Extracted information.
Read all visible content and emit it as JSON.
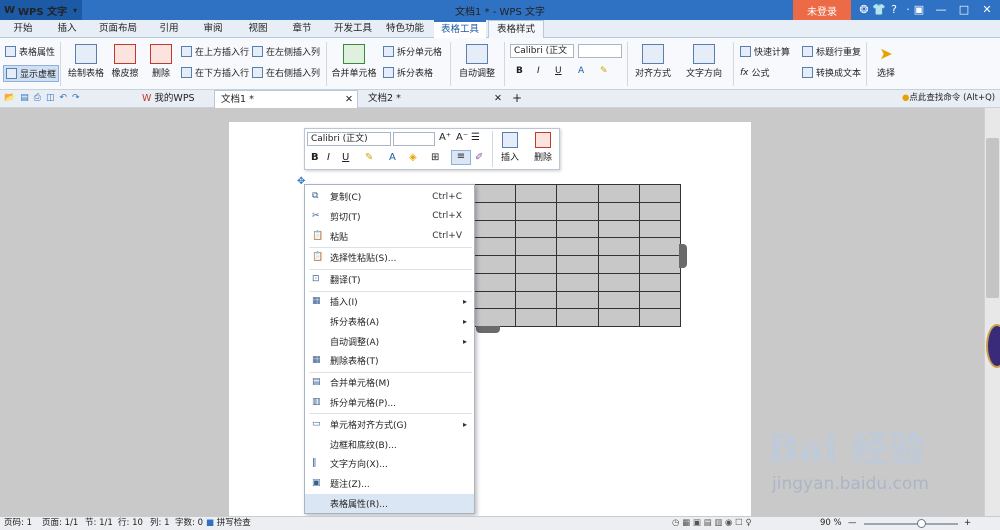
{
  "app": {
    "name": "WPS 文字",
    "logo_glyph": "W",
    "title": "文档1 * - WPS 文字",
    "login_label": "未登录"
  },
  "title_icons": [
    "shirt-icon",
    "help-icon",
    "minimize-ribbon-icon",
    "window-restore-icon",
    "minimize-icon",
    "maximize-icon",
    "close-icon"
  ],
  "title_glyphs": {
    "skin": "❂",
    "shirt": "👕",
    "help": "?",
    "ribbon": "·",
    "restore": "▣",
    "min": "—",
    "max": "□",
    "close": "✕"
  },
  "menu_tabs": [
    "开始",
    "插入",
    "页面布局",
    "引用",
    "审阅",
    "视图",
    "章节",
    "开发工具",
    "特色功能",
    "表格工具",
    "表格样式"
  ],
  "ribbon": {
    "table_props": "表格属性",
    "show_gridlines": "显示虚框",
    "draw_table": "绘制表格",
    "eraser": "橡皮擦",
    "delete": "删除",
    "insert_above": "在上方插入行",
    "insert_below": "在下方插入行",
    "insert_left": "在左侧插入列",
    "insert_right": "在右侧插入列",
    "merge_cells": "合并单元格",
    "split_cells": "拆分单元格",
    "split_table": "拆分表格",
    "auto_fit": "自动调整",
    "font_name": "Calibri (正文",
    "font_size": "",
    "align": "对齐方式",
    "text_direction": "文字方向",
    "quick_calc": "快速计算",
    "formula": "公式",
    "title_repeat": "标题行重复",
    "convert_text": "转换成文本",
    "select": "选择",
    "bold": "B",
    "italic": "I",
    "underline": "U",
    "font_color": "A"
  },
  "doc_tabs": {
    "mywps": "我的WPS",
    "doc1": "文档1 *",
    "doc2": "文档2 *",
    "add": "+",
    "search_cmd": "点此查找命令 (Alt+Q)"
  },
  "float_toolbar": {
    "font": "Calibri (正文)",
    "size": "",
    "bold": "B",
    "italic": "I",
    "underline": "U",
    "font_color": "A",
    "insert": "插入",
    "delete": "删除"
  },
  "context_menu": [
    {
      "label": "复制(C)",
      "shortcut": "Ctrl+C",
      "icon": "copy-icon"
    },
    {
      "label": "剪切(T)",
      "shortcut": "Ctrl+X",
      "icon": "scissors-icon"
    },
    {
      "label": "粘贴",
      "shortcut": "Ctrl+V",
      "icon": "paste-icon"
    },
    {
      "label": "选择性粘贴(S)...",
      "icon": "paste-special-icon"
    },
    {
      "label": "翻译(T)",
      "icon": "translate-icon"
    },
    {
      "label": "插入(I)",
      "icon": "insert-table-icon",
      "submenu": true
    },
    {
      "label": "拆分表格(A)",
      "submenu": true
    },
    {
      "label": "自动调整(A)",
      "submenu": true
    },
    {
      "label": "删除表格(T)",
      "icon": "delete-table-icon"
    },
    {
      "label": "合并单元格(M)",
      "icon": "merge-cells-icon"
    },
    {
      "label": "拆分单元格(P)...",
      "icon": "split-cells-icon"
    },
    {
      "label": "单元格对齐方式(G)",
      "icon": "cell-align-icon",
      "submenu": true
    },
    {
      "label": "边框和底纹(B)..."
    },
    {
      "label": "文字方向(X)...",
      "icon": "text-direction-icon"
    },
    {
      "label": "题注(Z)...",
      "icon": "caption-icon"
    },
    {
      "label": "表格属性(R)...",
      "highlighted": true
    }
  ],
  "table": {
    "rows": 8,
    "cols": 5,
    "fill": "#c8c8c8"
  },
  "status_bar": {
    "page_num": "页码: 1",
    "pages": "页面: 1/1",
    "section": "节: 1/1",
    "row": "行: 10",
    "col": "列: 1",
    "words": "字数: 0",
    "spell": "拼写检查",
    "zoom": "90 %",
    "zoom_minus": "—",
    "zoom_plus": "+",
    "zoom_level": 0.62
  },
  "watermark": {
    "brand": "Bai  经验",
    "url": "jingyan.baidu.com"
  },
  "colors": {
    "title_bar": "#2f72c3",
    "login": "#ec6a45",
    "menu_highlight": "#dbe6f4",
    "table_cell": "#c8c8c8"
  }
}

Job. Repeat the material above word for word and skip every image in it.

Answer to the exercise.
Read all visible content and emit it as JSON.
{
  "app": {
    "name": "WPS 文字",
    "logo_glyph": "W",
    "title": "文档1 * - WPS 文字",
    "login_label": "未登录"
  },
  "title_icons": [
    "shirt-icon",
    "help-icon",
    "minimize-ribbon-icon",
    "window-restore-icon",
    "minimize-icon",
    "maximize-icon",
    "close-icon"
  ],
  "title_glyphs": {
    "skin": "❂",
    "shirt": "👕",
    "help": "?",
    "ribbon": "·",
    "restore": "▣",
    "min": "—",
    "max": "□",
    "close": "✕"
  },
  "menu_tabs": [
    "开始",
    "插入",
    "页面布局",
    "引用",
    "审阅",
    "视图",
    "章节",
    "开发工具",
    "特色功能",
    "表格工具",
    "表格样式"
  ],
  "ribbon": {
    "table_props": "表格属性",
    "show_gridlines": "显示虚框",
    "draw_table": "绘制表格",
    "eraser": "橡皮擦",
    "delete": "删除",
    "insert_above": "在上方插入行",
    "insert_below": "在下方插入行",
    "insert_left": "在左侧插入列",
    "insert_right": "在右侧插入列",
    "merge_cells": "合并单元格",
    "split_cells": "拆分单元格",
    "split_table": "拆分表格",
    "auto_fit": "自动调整",
    "font_name": "Calibri (正文",
    "font_size": "",
    "align": "对齐方式",
    "text_direction": "文字方向",
    "quick_calc": "快速计算",
    "formula": "公式",
    "title_repeat": "标题行重复",
    "convert_text": "转换成文本",
    "select": "选择",
    "bold": "B",
    "italic": "I",
    "underline": "U",
    "font_color": "A"
  },
  "doc_tabs": {
    "mywps": "我的WPS",
    "doc1": "文档1 *",
    "doc2": "文档2 *",
    "add": "+",
    "search_cmd": "点此查找命令 (Alt+Q)"
  },
  "float_toolbar": {
    "font": "Calibri (正文)",
    "size": "",
    "bold": "B",
    "italic": "I",
    "underline": "U",
    "font_color": "A",
    "insert": "插入",
    "delete": "删除"
  },
  "context_menu": [
    {
      "label": "复制(C)",
      "shortcut": "Ctrl+C",
      "icon": "copy-icon"
    },
    {
      "label": "剪切(T)",
      "shortcut": "Ctrl+X",
      "icon": "scissors-icon"
    },
    {
      "label": "粘贴",
      "shortcut": "Ctrl+V",
      "icon": "paste-icon"
    },
    {
      "label": "选择性粘贴(S)...",
      "icon": "paste-special-icon"
    },
    {
      "label": "翻译(T)",
      "icon": "translate-icon"
    },
    {
      "label": "插入(I)",
      "icon": "insert-table-icon",
      "submenu": true
    },
    {
      "label": "拆分表格(A)",
      "submenu": true
    },
    {
      "label": "自动调整(A)",
      "submenu": true
    },
    {
      "label": "删除表格(T)",
      "icon": "delete-table-icon"
    },
    {
      "label": "合并单元格(M)",
      "icon": "merge-cells-icon"
    },
    {
      "label": "拆分单元格(P)...",
      "icon": "split-cells-icon"
    },
    {
      "label": "单元格对齐方式(G)",
      "icon": "cell-align-icon",
      "submenu": true
    },
    {
      "label": "边框和底纹(B)..."
    },
    {
      "label": "文字方向(X)...",
      "icon": "text-direction-icon"
    },
    {
      "label": "题注(Z)...",
      "icon": "caption-icon"
    },
    {
      "label": "表格属性(R)...",
      "highlighted": true
    }
  ],
  "table": {
    "rows": 8,
    "cols": 5,
    "fill": "#c8c8c8"
  },
  "status_bar": {
    "page_num": "页码: 1",
    "pages": "页面: 1/1",
    "section": "节: 1/1",
    "row": "行: 10",
    "col": "列: 1",
    "words": "字数: 0",
    "spell": "拼写检查",
    "zoom": "90 %",
    "zoom_minus": "—",
    "zoom_plus": "+",
    "zoom_level": 0.62
  },
  "watermark": {
    "brand": "Bai  经验",
    "url": "jingyan.baidu.com"
  },
  "colors": {
    "title_bar": "#2f72c3",
    "login": "#ec6a45",
    "menu_highlight": "#dbe6f4",
    "table_cell": "#c8c8c8"
  }
}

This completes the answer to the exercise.